### Task requirements
Gather all lines from the material that contain "title".
***** Exercise data *****
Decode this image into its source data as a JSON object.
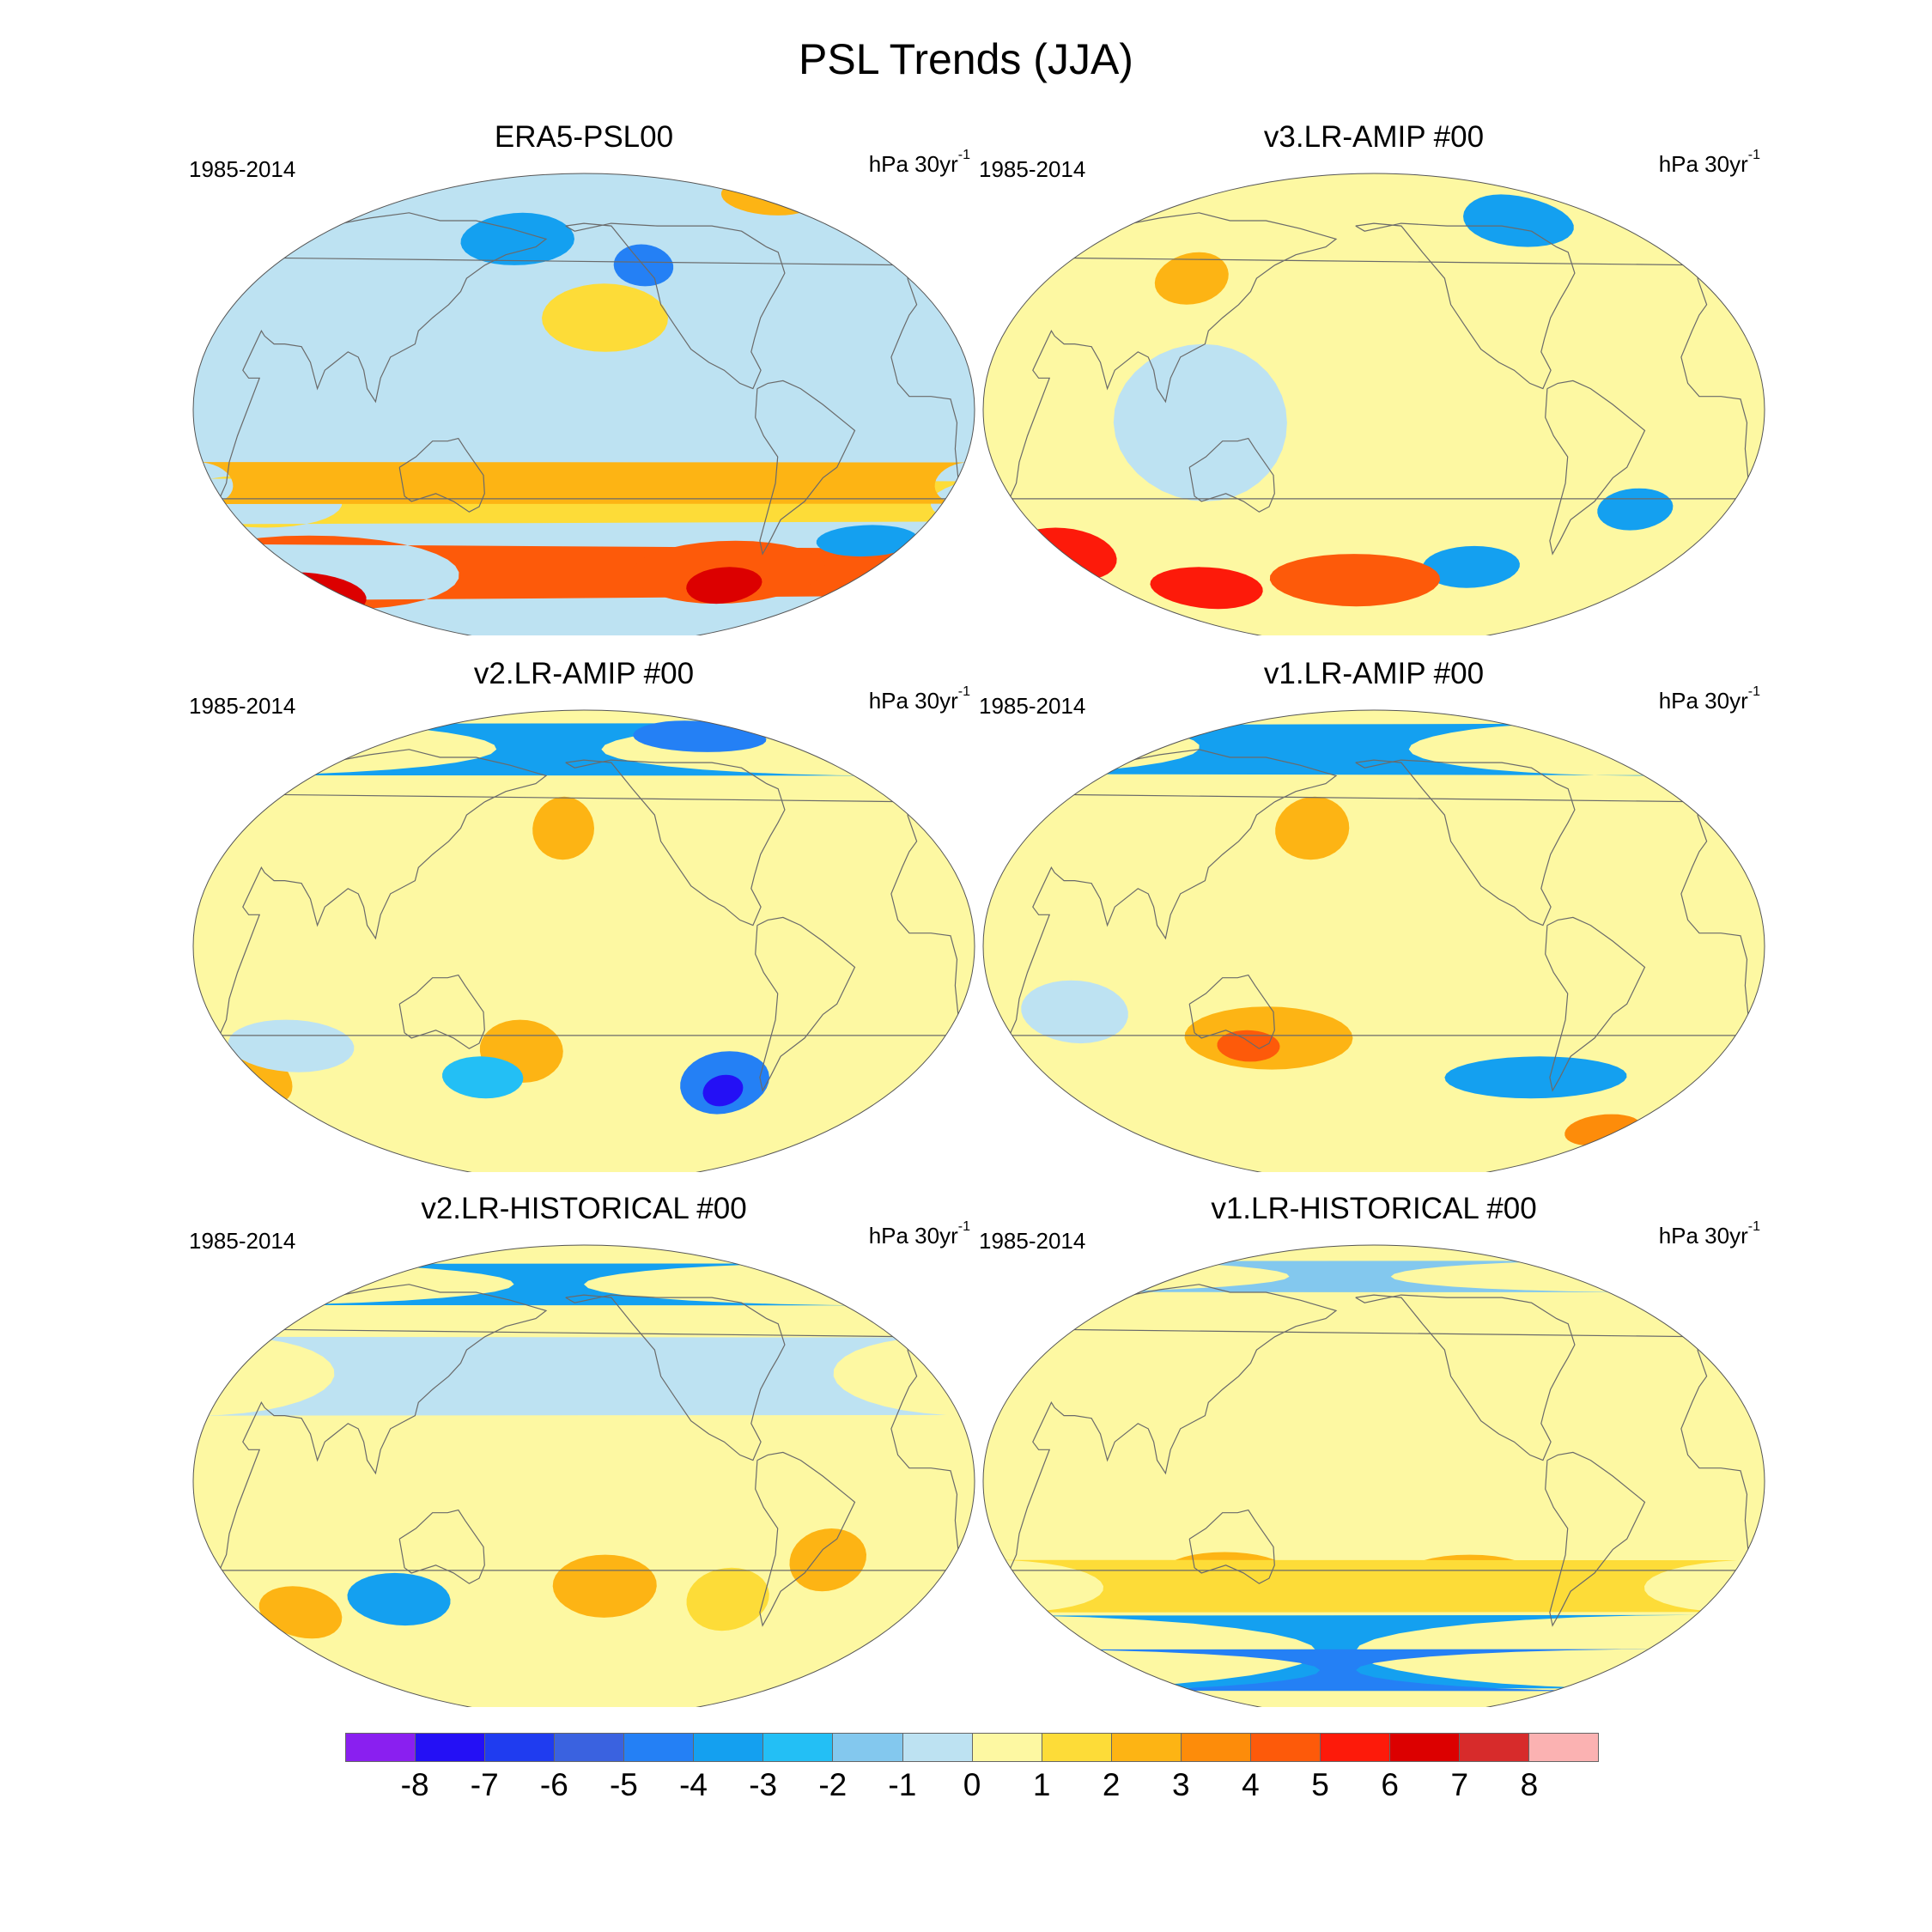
{
  "figure": {
    "title": "PSL Trends (JJA)"
  },
  "panels": [
    {
      "title": "ERA5-PSL00",
      "period": "1985-2014",
      "units": "hPa 30yr",
      "units_exp": "-1"
    },
    {
      "title": "v3.LR-AMIP  #00",
      "period": "1985-2014",
      "units": "hPa 30yr",
      "units_exp": "-1"
    },
    {
      "title": "v2.LR-AMIP  #00",
      "period": "1985-2014",
      "units": "hPa 30yr",
      "units_exp": "-1"
    },
    {
      "title": "v1.LR-AMIP  #00",
      "period": "1985-2014",
      "units": "hPa 30yr",
      "units_exp": "-1"
    },
    {
      "title": "v2.LR-HISTORICAL  #00",
      "period": "1985-2014",
      "units": "hPa 30yr",
      "units_exp": "-1"
    },
    {
      "title": "v1.LR-HISTORICAL  #00",
      "period": "1985-2014",
      "units": "hPa 30yr",
      "units_exp": "-1"
    }
  ],
  "colorbar": {
    "levels": [
      "-8",
      "-7",
      "-6",
      "-5",
      "-4",
      "-3",
      "-2",
      "-1",
      "0",
      "1",
      "2",
      "3",
      "4",
      "5",
      "6",
      "7",
      "8"
    ],
    "colors": [
      "#8a1ff0",
      "#2410f5",
      "#1f3cf0",
      "#3a62e0",
      "#2480f5",
      "#14a0f0",
      "#23bff5",
      "#83c8ee",
      "#bde2f2",
      "#fdf8a2",
      "#fddc38",
      "#fdb414",
      "#fd8c0a",
      "#fd5a0a",
      "#fd1a0a",
      "#dc0000",
      "#d72b2b",
      "#fbb2b2"
    ]
  },
  "map_fields": [
    {
      "base": 8,
      "blobs": [
        {
          "lon": -150,
          "lat": 35,
          "rx": 30,
          "ry": 13,
          "level": 10
        },
        {
          "lon": 45,
          "lat": -35,
          "rx": 40,
          "ry": 10,
          "level": 10
        },
        {
          "lon": 20,
          "lat": -28,
          "rx": 15,
          "ry": 8,
          "level": 11
        },
        {
          "lon": 65,
          "lat": -62,
          "rx": 70,
          "ry": 14,
          "level": 13
        },
        {
          "lon": 50,
          "lat": -70,
          "rx": 30,
          "ry": 8,
          "level": 15
        },
        {
          "lon": -85,
          "lat": -62,
          "rx": 50,
          "ry": 12,
          "level": 13
        },
        {
          "lon": -85,
          "lat": -67,
          "rx": 20,
          "ry": 7,
          "level": 15
        },
        {
          "lon": -20,
          "lat": -50,
          "rx": 25,
          "ry": 6,
          "level": 5
        },
        {
          "lon": 165,
          "lat": 65,
          "rx": 30,
          "ry": 10,
          "level": 5
        },
        {
          "lon": -130,
          "lat": 55,
          "rx": 15,
          "ry": 8,
          "level": 4
        },
        {
          "lon": -50,
          "lat": 80,
          "rx": 25,
          "ry": 6,
          "level": 11
        }
      ]
    },
    {
      "base": 9,
      "blobs": [
        {
          "lon": 165,
          "lat": 20,
          "rx": 55,
          "ry": 22,
          "level": 9
        },
        {
          "lon": -35,
          "lat": -38,
          "rx": 18,
          "ry": 8,
          "level": 5
        },
        {
          "lon": 45,
          "lat": -55,
          "rx": 25,
          "ry": 10,
          "level": 14
        },
        {
          "lon": -110,
          "lat": -60,
          "rx": 25,
          "ry": 8,
          "level": 5
        },
        {
          "lon": -170,
          "lat": -65,
          "rx": 45,
          "ry": 10,
          "level": 13
        },
        {
          "lon": 110,
          "lat": -68,
          "rx": 30,
          "ry": 8,
          "level": 14
        },
        {
          "lon": -80,
          "lat": 72,
          "rx": 30,
          "ry": 10,
          "level": 5
        },
        {
          "lon": 110,
          "lat": 50,
          "rx": 18,
          "ry": 10,
          "level": 11
        },
        {
          "lon": 120,
          "lat": -5,
          "rx": 40,
          "ry": 30,
          "level": 8
        }
      ]
    },
    {
      "base": 9,
      "blobs": [
        {
          "lon": 0,
          "lat": 75,
          "rx": 150,
          "ry": 10,
          "level": 5
        },
        {
          "lon": -90,
          "lat": 80,
          "rx": 40,
          "ry": 6,
          "level": 4
        },
        {
          "lon": -170,
          "lat": 45,
          "rx": 15,
          "ry": 12,
          "level": 11
        },
        {
          "lon": 170,
          "lat": -40,
          "rx": 20,
          "ry": 12,
          "level": 11
        },
        {
          "lon": 40,
          "lat": -50,
          "rx": 15,
          "ry": 10,
          "level": 11
        },
        {
          "lon": -90,
          "lat": -52,
          "rx": 22,
          "ry": 12,
          "level": 4
        },
        {
          "lon": -90,
          "lat": -55,
          "rx": 10,
          "ry": 6,
          "level": 1
        },
        {
          "lon": 150,
          "lat": -50,
          "rx": 20,
          "ry": 8,
          "level": 6
        },
        {
          "lon": 60,
          "lat": -38,
          "rx": 30,
          "ry": 10,
          "level": 8
        }
      ]
    },
    {
      "base": 9,
      "blobs": [
        {
          "lon": -20,
          "lat": 75,
          "rx": 120,
          "ry": 10,
          "level": 5
        },
        {
          "lon": 170,
          "lat": 45,
          "rx": 18,
          "ry": 12,
          "level": 11
        },
        {
          "lon": 150,
          "lat": -35,
          "rx": 40,
          "ry": 12,
          "level": 11
        },
        {
          "lon": 140,
          "lat": -38,
          "rx": 15,
          "ry": 6,
          "level": 13
        },
        {
          "lon": -80,
          "lat": -50,
          "rx": 45,
          "ry": 8,
          "level": 5
        },
        {
          "lon": -35,
          "lat": -70,
          "rx": 20,
          "ry": 6,
          "level": 12
        },
        {
          "lon": 60,
          "lat": -25,
          "rx": 25,
          "ry": 12,
          "level": 8
        }
      ]
    },
    {
      "base": 9,
      "blobs": [
        {
          "lon": 0,
          "lat": 75,
          "rx": 160,
          "ry": 8,
          "level": 5
        },
        {
          "lon": 110,
          "lat": -45,
          "rx": 25,
          "ry": 10,
          "level": 5
        },
        {
          "lon": 60,
          "lat": -50,
          "rx": 20,
          "ry": 10,
          "level": 11
        },
        {
          "lon": -150,
          "lat": -40,
          "rx": 25,
          "ry": 12,
          "level": 11
        },
        {
          "lon": -90,
          "lat": -45,
          "rx": 20,
          "ry": 12,
          "level": 10
        },
        {
          "lon": -45,
          "lat": -30,
          "rx": 18,
          "ry": 12,
          "level": 11
        },
        {
          "lon": 20,
          "lat": 40,
          "rx": 60,
          "ry": 15,
          "level": 8
        }
      ]
    },
    {
      "base": 9,
      "blobs": [
        {
          "lon": 0,
          "lat": -65,
          "rx": 170,
          "ry": 14,
          "level": 5
        },
        {
          "lon": 0,
          "lat": -72,
          "rx": 170,
          "ry": 8,
          "level": 4
        },
        {
          "lon": -115,
          "lat": -38,
          "rx": 35,
          "ry": 10,
          "level": 11
        },
        {
          "lon": 130,
          "lat": -35,
          "rx": 30,
          "ry": 8,
          "level": 11
        },
        {
          "lon": 20,
          "lat": -40,
          "rx": 50,
          "ry": 10,
          "level": 10
        },
        {
          "lon": 0,
          "lat": 78,
          "rx": 150,
          "ry": 6,
          "level": 7
        }
      ]
    }
  ]
}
*****
### Answer to the task
    "title": "PSL Trends (JJA)"
      "title": "ERA5-PSL00",
      "title": "v3.LR-AMIP  #00",
      "title": "v2.LR-AMIP  #00",
      "title": "v1.LR-AMIP  #00",
      "title": "v2.LR-HISTORICAL  #00",
      "title": "v1.LR-HISTORICAL  #00",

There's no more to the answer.